▸ Stated goal:
Tell how many lines carry the word "text"; the reply is the number and nothing else.

▸ Exercise input:
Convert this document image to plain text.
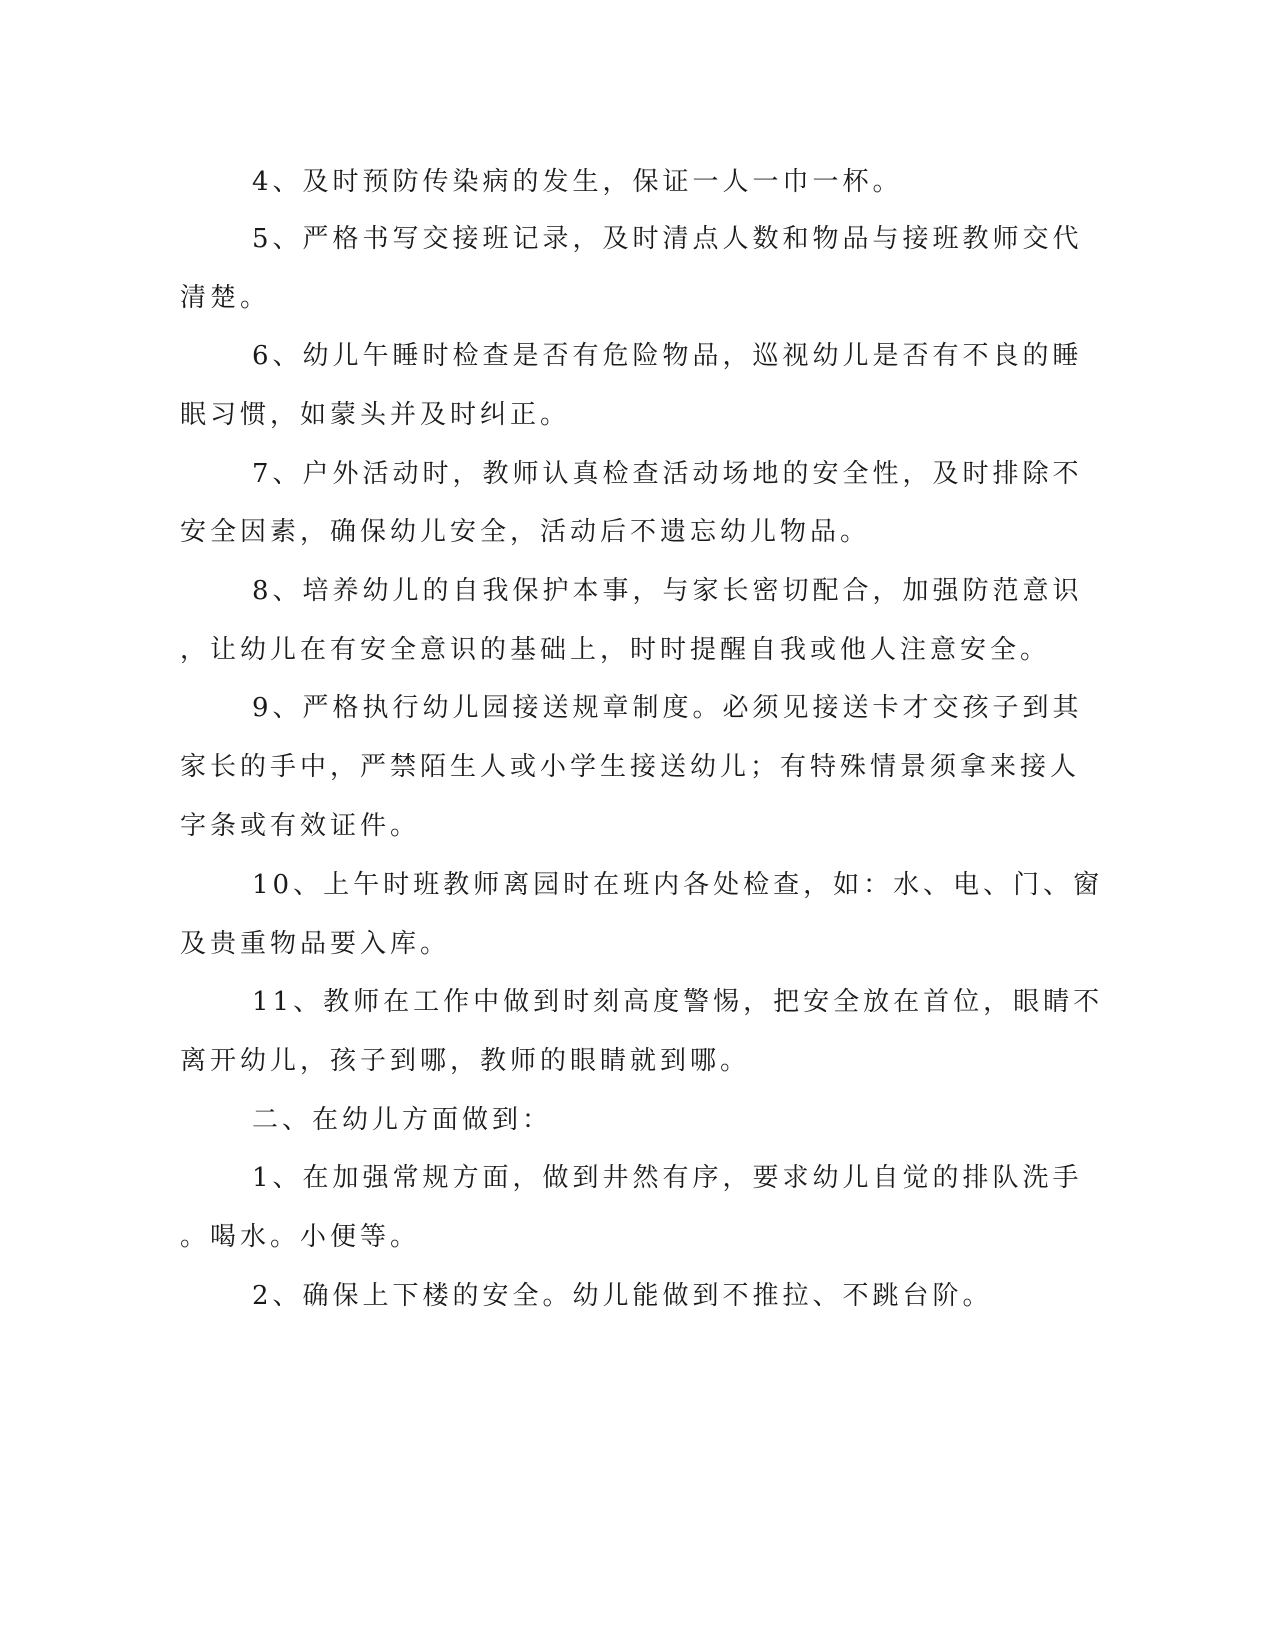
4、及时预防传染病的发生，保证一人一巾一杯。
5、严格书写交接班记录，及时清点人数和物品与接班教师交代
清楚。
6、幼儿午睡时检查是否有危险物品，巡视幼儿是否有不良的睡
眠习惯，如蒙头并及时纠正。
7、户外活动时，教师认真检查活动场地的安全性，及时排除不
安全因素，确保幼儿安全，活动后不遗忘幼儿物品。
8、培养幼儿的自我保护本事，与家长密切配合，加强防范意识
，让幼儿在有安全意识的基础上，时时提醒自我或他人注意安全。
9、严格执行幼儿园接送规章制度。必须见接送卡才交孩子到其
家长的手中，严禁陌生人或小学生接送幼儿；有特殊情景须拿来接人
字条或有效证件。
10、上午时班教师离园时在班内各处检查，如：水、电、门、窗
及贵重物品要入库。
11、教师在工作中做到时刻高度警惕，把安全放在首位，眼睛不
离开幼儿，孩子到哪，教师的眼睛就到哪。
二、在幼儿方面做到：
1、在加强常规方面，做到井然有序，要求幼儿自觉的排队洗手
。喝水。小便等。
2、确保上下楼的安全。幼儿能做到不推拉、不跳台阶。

---

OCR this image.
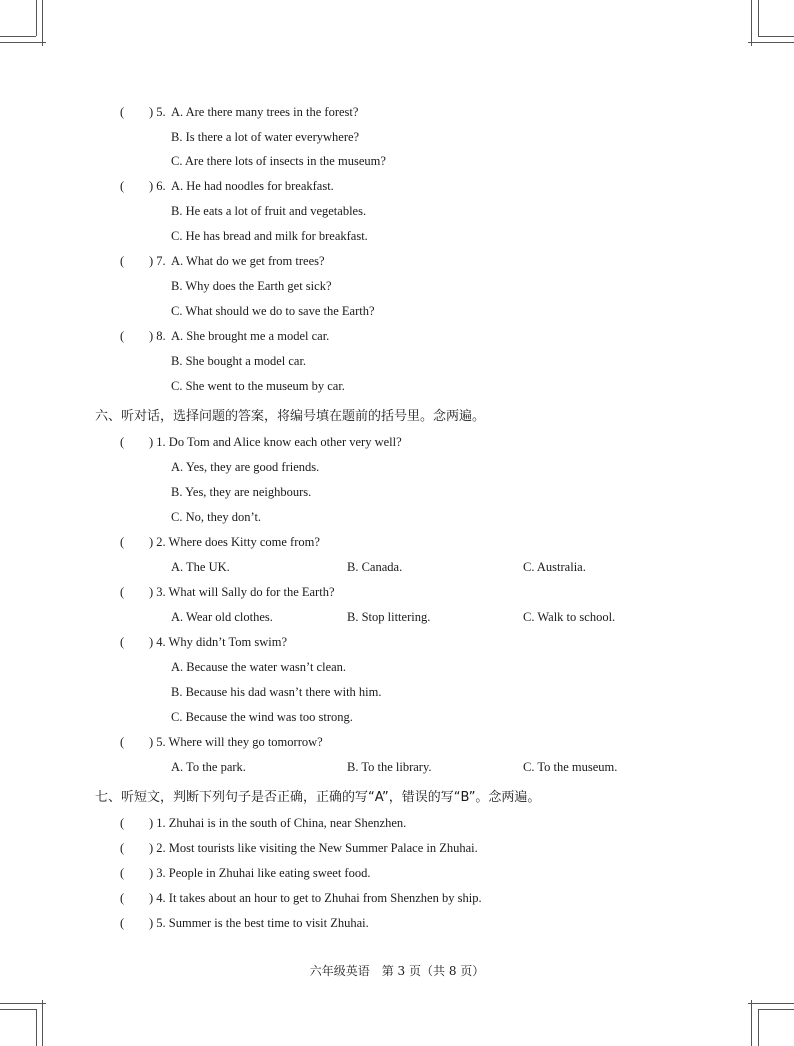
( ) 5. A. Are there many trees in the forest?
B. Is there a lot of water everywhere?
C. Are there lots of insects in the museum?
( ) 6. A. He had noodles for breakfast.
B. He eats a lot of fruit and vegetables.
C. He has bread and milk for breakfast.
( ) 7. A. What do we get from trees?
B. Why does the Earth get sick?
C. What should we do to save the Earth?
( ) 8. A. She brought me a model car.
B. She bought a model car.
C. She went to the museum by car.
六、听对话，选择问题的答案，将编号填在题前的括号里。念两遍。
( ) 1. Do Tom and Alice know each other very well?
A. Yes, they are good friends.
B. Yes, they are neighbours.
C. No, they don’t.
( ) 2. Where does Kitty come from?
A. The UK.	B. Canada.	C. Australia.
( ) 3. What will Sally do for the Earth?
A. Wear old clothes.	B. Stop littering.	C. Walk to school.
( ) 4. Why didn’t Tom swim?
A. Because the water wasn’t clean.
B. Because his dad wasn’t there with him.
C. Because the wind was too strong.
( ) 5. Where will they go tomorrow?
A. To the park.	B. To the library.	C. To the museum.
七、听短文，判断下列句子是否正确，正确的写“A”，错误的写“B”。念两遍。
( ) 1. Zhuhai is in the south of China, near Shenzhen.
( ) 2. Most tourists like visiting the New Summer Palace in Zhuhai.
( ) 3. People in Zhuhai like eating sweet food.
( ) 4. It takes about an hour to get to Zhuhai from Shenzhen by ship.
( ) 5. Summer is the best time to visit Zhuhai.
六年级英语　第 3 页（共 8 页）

* * *

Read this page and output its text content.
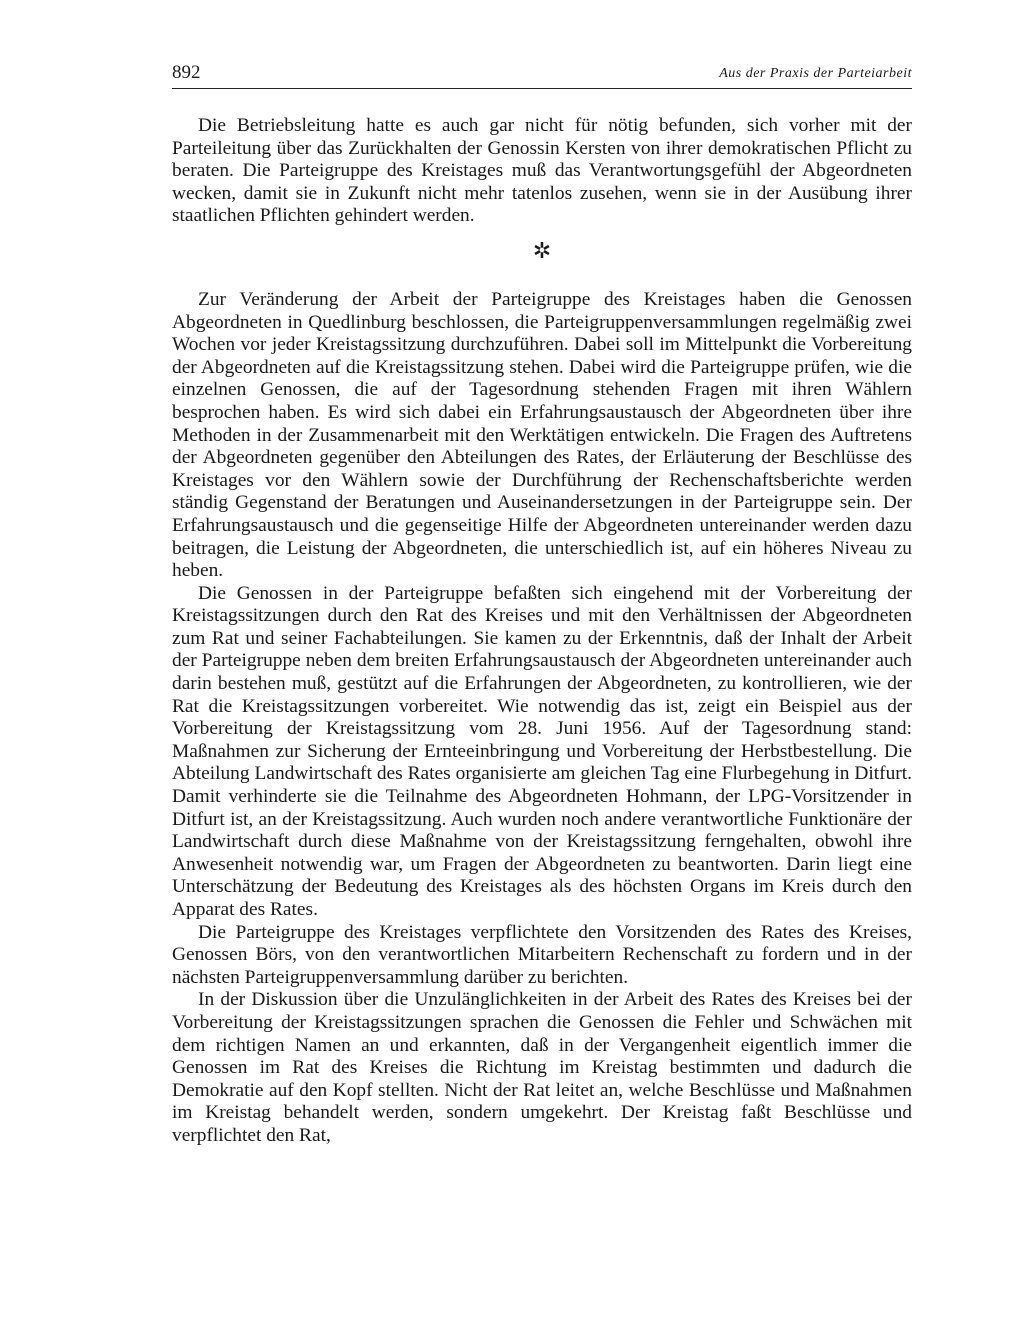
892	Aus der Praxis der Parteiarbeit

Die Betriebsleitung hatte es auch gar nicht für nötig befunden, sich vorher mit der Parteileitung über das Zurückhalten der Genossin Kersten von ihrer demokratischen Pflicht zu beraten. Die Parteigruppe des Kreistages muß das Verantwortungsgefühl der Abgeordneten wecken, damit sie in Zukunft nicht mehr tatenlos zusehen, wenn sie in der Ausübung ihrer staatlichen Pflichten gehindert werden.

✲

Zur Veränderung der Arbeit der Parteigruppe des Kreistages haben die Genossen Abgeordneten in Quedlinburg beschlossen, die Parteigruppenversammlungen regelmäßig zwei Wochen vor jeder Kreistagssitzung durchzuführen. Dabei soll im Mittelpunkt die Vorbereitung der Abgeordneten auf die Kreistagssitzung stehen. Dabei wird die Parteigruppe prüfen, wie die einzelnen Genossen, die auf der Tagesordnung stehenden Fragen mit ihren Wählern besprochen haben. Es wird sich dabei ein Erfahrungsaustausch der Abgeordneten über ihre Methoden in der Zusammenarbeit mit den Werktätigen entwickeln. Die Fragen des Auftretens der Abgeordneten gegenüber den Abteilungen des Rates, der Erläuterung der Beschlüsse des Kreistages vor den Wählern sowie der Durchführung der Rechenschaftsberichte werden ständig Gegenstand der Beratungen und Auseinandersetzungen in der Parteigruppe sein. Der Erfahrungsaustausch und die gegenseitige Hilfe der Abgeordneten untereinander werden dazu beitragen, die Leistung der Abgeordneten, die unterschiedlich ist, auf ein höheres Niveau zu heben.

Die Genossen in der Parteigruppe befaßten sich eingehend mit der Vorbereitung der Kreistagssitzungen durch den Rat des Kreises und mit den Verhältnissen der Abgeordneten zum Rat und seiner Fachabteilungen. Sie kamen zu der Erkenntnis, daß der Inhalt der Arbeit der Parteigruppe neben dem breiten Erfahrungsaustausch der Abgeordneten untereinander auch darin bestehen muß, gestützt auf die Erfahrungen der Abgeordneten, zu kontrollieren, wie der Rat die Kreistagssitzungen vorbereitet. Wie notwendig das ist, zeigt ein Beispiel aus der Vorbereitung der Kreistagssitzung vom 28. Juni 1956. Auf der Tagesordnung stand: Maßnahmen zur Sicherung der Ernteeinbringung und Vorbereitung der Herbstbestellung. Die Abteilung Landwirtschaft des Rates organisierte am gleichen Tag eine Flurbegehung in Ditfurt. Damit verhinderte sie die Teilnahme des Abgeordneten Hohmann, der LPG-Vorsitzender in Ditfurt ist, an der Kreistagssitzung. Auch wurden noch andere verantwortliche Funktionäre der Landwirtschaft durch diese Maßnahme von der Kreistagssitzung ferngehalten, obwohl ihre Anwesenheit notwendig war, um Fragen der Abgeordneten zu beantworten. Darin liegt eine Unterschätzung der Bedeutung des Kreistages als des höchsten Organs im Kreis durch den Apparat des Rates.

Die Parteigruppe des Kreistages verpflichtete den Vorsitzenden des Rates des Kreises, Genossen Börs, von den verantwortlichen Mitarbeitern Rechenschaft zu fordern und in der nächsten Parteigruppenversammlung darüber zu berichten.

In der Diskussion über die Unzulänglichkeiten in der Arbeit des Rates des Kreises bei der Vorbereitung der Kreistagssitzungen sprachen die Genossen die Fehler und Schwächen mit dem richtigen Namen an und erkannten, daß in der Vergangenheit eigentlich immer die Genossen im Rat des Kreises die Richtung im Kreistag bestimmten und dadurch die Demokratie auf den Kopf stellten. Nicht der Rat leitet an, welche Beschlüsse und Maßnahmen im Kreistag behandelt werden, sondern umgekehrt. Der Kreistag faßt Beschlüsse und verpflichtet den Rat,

▸ Result of the exercise:
2